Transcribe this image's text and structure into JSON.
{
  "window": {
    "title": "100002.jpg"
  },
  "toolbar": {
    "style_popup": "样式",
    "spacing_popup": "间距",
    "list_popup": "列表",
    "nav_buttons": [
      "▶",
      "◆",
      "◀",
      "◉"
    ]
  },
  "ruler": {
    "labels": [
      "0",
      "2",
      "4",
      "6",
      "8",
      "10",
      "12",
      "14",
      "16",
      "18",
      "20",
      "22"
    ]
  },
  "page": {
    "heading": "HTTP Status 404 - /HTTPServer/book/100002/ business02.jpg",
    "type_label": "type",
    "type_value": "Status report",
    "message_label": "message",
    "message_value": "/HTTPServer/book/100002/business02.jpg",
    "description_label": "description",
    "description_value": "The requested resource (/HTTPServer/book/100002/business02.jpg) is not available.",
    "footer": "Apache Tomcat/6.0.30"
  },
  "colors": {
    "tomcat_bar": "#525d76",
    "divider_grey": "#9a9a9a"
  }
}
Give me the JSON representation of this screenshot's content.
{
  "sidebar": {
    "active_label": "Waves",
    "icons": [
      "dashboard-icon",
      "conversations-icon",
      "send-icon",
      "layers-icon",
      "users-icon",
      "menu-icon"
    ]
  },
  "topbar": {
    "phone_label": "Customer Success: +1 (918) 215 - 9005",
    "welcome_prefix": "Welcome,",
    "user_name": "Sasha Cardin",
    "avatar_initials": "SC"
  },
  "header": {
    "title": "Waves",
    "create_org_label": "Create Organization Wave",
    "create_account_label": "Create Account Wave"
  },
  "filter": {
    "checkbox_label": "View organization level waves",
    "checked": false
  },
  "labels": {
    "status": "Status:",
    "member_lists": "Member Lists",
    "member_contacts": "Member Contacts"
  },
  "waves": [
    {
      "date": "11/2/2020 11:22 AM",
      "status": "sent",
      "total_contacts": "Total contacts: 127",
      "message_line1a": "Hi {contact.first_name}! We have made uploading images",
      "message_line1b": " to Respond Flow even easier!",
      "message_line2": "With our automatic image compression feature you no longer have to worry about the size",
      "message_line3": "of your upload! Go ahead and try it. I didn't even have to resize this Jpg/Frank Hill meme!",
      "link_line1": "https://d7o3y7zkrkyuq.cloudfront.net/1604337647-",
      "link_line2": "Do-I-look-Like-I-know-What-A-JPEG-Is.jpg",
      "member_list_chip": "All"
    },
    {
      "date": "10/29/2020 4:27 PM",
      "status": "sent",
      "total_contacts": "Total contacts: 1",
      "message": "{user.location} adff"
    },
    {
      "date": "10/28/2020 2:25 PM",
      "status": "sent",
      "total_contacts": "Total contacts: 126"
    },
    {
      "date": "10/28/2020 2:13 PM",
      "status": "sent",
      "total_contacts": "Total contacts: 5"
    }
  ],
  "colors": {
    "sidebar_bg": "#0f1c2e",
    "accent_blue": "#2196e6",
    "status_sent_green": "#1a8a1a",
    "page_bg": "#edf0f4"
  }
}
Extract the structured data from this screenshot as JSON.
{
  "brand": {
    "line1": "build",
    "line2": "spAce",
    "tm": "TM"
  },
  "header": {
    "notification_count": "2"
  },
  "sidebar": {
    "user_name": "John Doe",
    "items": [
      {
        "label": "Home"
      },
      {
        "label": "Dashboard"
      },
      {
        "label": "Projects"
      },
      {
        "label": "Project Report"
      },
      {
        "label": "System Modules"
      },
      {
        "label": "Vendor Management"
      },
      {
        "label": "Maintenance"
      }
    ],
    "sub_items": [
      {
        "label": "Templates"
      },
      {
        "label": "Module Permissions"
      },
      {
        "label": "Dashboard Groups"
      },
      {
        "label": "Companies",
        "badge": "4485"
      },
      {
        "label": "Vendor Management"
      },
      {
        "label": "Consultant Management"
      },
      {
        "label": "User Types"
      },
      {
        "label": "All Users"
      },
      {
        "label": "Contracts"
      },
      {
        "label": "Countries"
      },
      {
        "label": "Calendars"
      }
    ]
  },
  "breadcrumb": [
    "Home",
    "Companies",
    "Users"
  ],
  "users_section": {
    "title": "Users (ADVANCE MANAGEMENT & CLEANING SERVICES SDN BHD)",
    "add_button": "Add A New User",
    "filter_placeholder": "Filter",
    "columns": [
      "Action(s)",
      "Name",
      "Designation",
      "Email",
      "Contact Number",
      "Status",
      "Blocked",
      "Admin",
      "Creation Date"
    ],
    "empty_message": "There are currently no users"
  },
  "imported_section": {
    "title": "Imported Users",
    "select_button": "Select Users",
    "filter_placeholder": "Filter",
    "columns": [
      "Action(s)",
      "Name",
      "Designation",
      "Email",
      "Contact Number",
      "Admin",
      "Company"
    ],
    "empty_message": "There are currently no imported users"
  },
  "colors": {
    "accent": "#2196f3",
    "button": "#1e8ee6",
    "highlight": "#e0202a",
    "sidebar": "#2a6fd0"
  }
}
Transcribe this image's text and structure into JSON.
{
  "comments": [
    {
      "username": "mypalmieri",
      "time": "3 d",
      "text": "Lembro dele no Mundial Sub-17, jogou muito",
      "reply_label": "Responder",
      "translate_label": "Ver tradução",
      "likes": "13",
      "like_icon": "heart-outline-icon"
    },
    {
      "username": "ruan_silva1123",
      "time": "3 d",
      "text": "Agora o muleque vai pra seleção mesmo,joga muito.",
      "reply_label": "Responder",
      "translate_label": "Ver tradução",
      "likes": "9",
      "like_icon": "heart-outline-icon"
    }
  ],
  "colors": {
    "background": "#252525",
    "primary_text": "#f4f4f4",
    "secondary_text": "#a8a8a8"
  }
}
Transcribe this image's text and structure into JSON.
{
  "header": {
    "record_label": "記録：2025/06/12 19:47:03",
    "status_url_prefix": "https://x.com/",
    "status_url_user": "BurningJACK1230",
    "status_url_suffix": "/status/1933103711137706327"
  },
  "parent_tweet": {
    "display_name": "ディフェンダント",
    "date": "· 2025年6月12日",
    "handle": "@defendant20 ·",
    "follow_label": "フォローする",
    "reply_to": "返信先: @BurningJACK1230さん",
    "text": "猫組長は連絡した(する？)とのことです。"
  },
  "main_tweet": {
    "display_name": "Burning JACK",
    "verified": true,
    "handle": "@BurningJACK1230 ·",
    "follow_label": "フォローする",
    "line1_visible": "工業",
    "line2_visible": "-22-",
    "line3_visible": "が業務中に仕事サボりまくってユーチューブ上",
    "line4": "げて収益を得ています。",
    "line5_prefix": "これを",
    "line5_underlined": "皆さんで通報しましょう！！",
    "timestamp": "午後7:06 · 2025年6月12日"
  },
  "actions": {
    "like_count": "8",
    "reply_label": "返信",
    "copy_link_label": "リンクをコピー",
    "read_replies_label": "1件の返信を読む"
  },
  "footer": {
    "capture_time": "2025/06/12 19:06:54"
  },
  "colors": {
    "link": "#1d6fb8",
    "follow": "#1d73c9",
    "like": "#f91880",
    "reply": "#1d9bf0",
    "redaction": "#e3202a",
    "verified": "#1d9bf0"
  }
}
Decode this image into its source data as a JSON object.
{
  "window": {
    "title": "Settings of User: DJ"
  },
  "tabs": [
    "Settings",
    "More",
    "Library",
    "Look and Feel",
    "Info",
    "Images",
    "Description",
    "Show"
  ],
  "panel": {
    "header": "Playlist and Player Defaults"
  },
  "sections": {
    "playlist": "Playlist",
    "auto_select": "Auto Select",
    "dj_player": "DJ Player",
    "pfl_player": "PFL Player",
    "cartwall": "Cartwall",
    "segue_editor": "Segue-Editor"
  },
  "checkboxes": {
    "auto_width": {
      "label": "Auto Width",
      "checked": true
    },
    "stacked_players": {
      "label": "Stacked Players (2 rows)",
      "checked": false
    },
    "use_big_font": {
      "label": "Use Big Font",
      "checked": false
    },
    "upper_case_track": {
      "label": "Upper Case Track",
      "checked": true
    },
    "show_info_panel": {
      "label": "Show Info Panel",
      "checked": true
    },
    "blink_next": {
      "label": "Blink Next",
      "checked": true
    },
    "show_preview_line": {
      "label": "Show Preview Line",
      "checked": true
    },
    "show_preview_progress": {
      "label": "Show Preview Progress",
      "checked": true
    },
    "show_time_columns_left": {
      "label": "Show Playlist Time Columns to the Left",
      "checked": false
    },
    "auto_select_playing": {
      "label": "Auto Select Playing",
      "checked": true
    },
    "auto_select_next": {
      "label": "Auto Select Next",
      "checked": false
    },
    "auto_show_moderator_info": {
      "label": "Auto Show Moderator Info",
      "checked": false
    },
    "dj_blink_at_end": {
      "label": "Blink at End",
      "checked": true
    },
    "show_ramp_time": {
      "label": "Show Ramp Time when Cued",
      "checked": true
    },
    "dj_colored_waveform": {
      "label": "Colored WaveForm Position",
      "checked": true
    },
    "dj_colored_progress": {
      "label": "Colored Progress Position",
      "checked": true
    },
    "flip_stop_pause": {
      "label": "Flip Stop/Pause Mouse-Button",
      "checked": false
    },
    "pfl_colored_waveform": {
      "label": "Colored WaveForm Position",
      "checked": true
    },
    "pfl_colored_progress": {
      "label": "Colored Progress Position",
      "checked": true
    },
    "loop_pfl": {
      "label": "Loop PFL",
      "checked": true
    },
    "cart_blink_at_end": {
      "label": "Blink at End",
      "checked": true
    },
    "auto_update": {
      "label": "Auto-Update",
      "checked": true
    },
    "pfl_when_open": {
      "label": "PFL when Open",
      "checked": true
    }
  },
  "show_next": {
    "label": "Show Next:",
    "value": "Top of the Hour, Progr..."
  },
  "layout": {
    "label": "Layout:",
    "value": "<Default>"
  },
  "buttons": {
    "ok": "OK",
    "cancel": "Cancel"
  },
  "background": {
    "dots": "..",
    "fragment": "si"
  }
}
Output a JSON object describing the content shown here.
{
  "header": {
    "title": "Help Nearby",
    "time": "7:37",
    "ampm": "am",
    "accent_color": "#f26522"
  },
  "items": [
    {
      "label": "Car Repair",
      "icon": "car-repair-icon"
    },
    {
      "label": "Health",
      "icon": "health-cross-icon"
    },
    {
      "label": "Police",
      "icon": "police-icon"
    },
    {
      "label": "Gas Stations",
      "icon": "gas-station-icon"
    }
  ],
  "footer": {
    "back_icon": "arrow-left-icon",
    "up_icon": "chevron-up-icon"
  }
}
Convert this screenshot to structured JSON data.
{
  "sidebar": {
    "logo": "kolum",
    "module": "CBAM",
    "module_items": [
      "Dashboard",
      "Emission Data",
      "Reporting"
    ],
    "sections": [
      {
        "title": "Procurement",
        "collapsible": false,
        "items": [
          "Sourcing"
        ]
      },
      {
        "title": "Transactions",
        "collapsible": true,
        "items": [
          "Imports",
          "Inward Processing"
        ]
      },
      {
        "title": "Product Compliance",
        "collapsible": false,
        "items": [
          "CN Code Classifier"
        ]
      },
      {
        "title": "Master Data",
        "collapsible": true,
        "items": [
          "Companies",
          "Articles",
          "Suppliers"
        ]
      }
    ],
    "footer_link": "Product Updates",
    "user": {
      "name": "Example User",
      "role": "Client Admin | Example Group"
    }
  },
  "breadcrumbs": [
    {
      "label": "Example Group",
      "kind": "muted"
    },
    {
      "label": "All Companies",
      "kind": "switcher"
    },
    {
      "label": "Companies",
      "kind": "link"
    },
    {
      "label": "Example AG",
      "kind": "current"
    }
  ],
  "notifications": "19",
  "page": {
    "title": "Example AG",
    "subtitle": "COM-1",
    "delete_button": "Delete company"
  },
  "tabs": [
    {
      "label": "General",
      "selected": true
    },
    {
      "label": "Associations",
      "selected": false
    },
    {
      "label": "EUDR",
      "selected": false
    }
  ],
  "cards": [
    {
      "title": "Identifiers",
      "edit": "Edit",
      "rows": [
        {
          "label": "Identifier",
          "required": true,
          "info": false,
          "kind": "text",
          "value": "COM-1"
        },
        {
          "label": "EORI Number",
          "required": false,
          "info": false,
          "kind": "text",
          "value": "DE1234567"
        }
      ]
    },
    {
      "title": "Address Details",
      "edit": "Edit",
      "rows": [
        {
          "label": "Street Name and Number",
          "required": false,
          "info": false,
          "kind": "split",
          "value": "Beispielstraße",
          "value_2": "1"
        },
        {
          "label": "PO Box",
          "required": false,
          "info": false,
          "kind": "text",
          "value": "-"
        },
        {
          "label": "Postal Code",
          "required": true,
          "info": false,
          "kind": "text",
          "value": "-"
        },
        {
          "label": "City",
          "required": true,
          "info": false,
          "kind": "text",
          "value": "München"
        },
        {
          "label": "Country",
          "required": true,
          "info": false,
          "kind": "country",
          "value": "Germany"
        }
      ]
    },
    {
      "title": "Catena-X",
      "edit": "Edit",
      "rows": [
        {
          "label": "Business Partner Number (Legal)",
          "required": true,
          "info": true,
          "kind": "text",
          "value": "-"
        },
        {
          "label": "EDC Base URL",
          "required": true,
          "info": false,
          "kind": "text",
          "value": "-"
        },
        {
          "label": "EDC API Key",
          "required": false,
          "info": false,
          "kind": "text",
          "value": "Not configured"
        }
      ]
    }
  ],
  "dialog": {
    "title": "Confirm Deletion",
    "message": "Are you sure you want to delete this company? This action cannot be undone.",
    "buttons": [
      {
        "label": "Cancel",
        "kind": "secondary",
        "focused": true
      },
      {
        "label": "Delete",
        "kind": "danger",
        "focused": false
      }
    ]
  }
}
━━━━━━━━
Task brief
From the records above, pull out every line containing the word "book".

Response
    "heading": "HTTP Status 404 - /HTTPServer/book/100002/ business02.jpg",
    "message_value": "/HTTPServer/book/100002/business02.jpg",
    "description_value": "The requested resource (/HTTPServer/book/100002/business02.jpg) is not available.",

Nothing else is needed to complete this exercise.